§ Goal
Look through the records and report how many lines include the word "ketto", with no other words.

§ Records for the task

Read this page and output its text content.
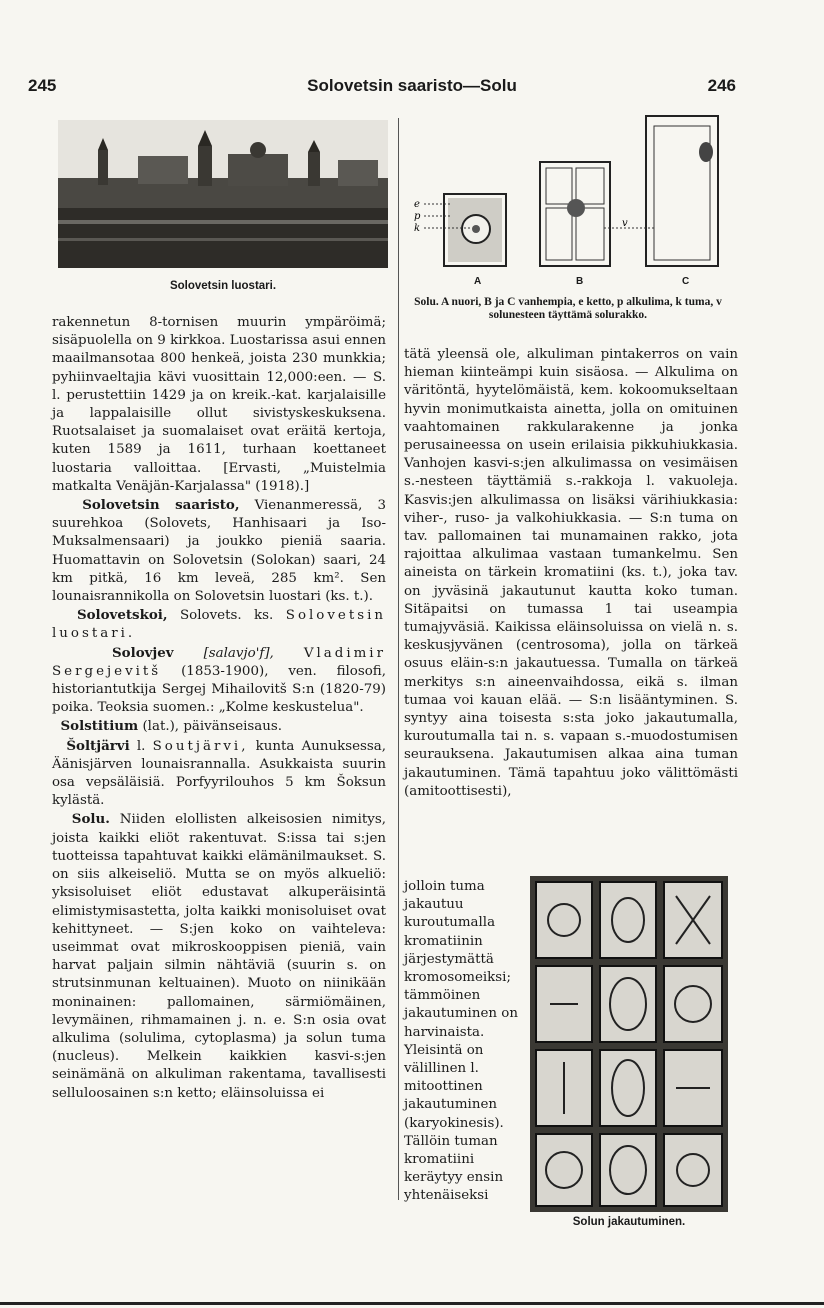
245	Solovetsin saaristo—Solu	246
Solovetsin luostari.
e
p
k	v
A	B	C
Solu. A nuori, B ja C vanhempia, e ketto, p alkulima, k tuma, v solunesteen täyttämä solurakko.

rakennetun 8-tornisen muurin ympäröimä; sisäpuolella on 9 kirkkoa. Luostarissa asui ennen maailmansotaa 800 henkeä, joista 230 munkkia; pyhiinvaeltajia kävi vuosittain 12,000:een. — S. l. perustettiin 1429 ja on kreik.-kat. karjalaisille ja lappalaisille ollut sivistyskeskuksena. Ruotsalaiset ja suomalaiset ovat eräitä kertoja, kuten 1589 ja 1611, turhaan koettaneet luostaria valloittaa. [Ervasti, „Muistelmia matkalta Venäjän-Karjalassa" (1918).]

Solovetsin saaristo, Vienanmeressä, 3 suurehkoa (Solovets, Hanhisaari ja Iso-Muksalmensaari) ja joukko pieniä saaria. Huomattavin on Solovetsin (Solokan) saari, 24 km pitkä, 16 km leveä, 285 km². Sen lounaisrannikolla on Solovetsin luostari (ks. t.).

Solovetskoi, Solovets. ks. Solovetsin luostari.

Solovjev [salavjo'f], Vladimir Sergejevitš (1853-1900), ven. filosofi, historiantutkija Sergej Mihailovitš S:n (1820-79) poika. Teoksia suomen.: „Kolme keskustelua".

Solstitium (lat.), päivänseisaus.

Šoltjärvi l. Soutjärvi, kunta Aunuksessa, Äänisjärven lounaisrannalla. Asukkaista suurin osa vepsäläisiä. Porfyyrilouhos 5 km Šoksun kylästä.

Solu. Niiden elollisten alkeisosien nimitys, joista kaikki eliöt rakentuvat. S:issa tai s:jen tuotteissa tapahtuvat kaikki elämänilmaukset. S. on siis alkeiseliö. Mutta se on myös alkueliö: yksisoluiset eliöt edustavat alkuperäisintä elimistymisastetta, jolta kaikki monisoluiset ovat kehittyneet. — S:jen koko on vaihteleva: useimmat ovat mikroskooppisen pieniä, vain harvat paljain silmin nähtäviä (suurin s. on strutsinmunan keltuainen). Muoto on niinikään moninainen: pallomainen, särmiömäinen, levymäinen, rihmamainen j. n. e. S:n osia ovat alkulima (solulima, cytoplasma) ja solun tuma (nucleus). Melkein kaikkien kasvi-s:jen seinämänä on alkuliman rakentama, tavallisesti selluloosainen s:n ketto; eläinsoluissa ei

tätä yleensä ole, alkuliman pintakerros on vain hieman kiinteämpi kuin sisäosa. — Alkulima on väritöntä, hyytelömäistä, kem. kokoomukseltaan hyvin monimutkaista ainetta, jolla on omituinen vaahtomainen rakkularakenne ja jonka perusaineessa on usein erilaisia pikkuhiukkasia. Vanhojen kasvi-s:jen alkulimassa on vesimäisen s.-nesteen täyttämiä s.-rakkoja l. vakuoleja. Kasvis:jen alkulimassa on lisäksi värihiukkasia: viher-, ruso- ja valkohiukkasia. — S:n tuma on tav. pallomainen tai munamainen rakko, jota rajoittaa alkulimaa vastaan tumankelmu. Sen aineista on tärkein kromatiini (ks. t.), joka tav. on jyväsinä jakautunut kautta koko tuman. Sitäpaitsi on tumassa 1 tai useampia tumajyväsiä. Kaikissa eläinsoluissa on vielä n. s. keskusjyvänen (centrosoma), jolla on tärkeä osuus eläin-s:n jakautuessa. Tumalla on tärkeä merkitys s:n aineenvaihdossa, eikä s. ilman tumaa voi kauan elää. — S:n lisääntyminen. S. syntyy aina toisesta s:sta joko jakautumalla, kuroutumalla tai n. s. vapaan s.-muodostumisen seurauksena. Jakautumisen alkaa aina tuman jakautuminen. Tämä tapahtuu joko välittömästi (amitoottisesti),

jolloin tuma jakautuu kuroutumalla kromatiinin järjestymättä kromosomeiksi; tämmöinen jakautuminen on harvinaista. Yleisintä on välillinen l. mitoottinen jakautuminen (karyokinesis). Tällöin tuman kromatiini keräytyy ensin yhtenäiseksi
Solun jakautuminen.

* * *

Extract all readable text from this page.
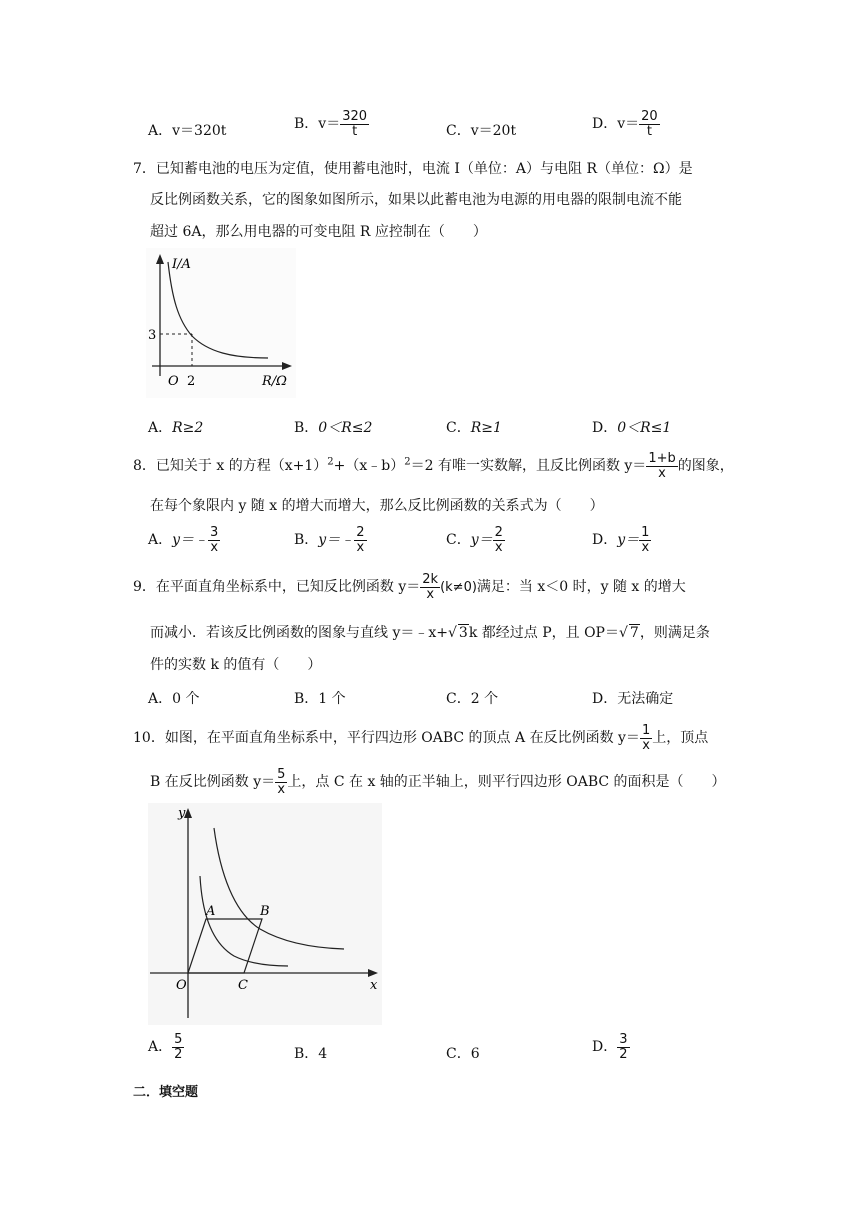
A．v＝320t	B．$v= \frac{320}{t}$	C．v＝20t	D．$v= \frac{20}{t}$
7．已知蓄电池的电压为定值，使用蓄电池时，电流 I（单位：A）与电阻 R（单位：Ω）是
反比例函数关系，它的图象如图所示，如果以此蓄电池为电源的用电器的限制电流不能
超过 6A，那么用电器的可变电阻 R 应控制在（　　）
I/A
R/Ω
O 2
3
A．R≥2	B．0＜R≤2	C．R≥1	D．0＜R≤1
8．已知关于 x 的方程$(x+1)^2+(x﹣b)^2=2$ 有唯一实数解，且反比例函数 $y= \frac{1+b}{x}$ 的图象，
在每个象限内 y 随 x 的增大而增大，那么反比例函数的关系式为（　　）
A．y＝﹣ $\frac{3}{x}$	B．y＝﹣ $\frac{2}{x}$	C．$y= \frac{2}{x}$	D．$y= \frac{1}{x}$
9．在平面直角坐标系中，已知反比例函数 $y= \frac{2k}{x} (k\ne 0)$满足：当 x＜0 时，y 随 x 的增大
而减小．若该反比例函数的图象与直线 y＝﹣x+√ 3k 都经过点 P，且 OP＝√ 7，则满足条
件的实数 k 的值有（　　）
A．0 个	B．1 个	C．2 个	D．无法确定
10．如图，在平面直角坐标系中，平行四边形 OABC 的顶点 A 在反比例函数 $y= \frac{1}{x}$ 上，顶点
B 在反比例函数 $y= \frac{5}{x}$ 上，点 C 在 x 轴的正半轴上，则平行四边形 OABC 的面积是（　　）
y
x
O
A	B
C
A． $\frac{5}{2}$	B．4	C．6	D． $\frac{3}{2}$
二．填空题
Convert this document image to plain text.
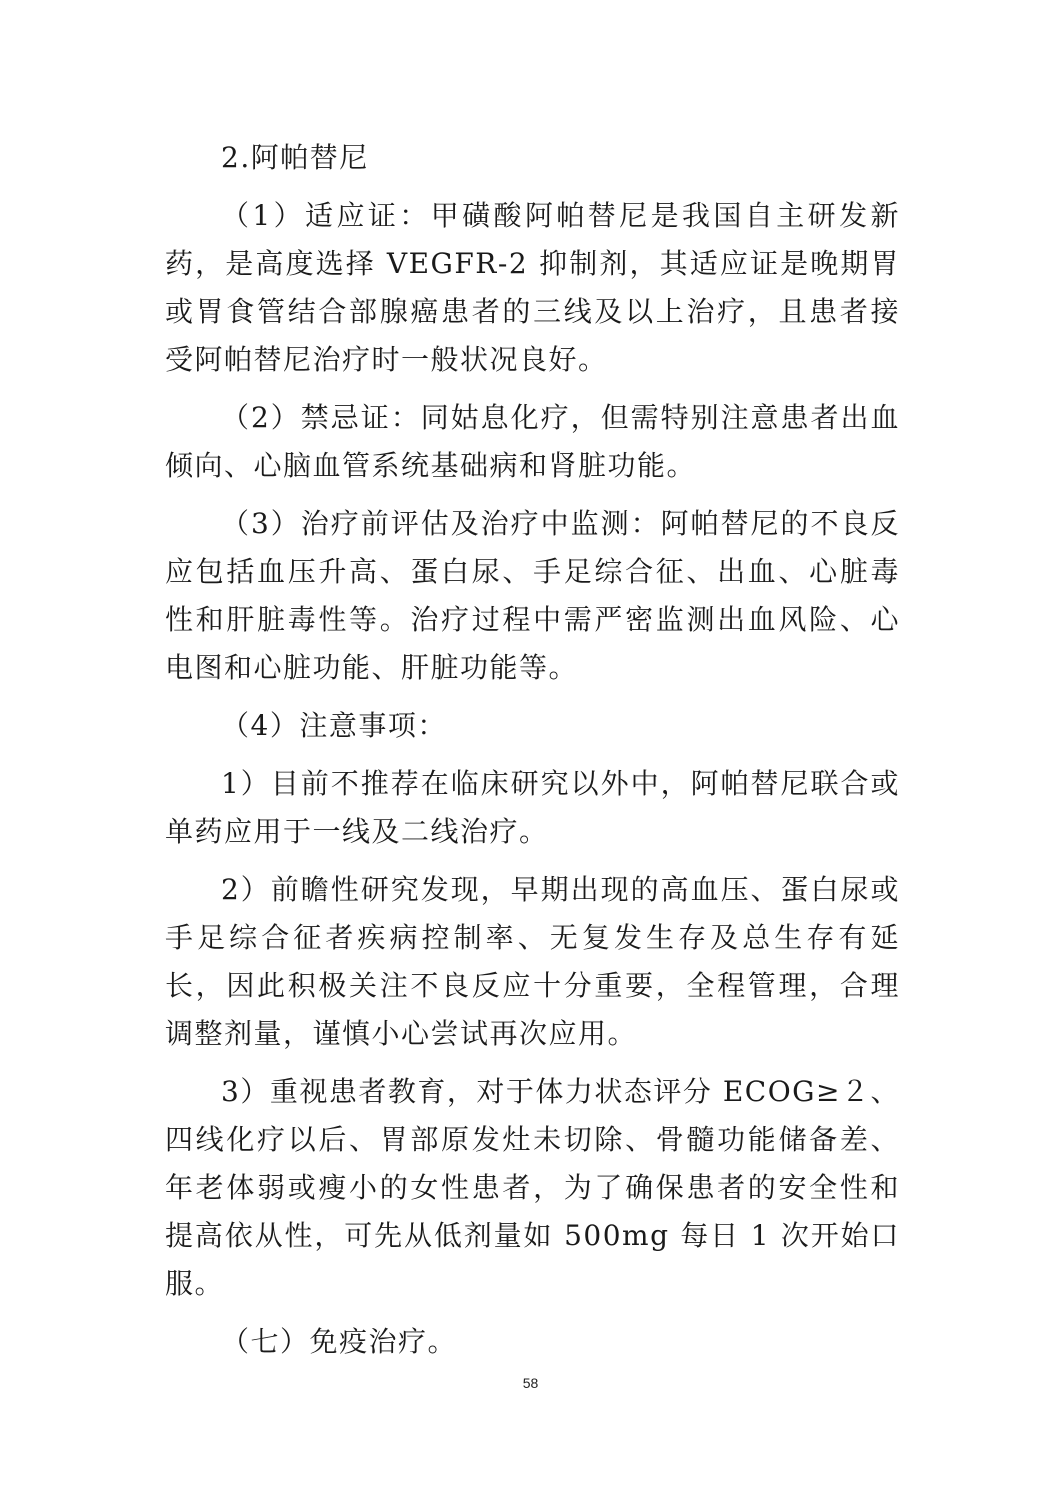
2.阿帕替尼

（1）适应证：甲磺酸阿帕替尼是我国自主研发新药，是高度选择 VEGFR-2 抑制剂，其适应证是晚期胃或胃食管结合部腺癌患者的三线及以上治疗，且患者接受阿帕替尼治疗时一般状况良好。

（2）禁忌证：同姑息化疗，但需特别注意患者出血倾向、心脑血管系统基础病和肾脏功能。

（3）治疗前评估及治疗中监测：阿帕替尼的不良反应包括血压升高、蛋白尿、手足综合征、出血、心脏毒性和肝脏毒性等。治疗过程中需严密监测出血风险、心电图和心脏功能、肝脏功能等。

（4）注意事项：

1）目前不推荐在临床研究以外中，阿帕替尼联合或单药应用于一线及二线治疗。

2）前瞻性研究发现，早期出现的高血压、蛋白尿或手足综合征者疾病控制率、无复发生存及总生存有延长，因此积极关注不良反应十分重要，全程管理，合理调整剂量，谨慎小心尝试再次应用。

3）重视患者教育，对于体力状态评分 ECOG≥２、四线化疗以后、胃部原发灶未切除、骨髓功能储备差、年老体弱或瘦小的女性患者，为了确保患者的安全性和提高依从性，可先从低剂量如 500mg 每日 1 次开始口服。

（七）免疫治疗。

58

§ Solution to this exercise
2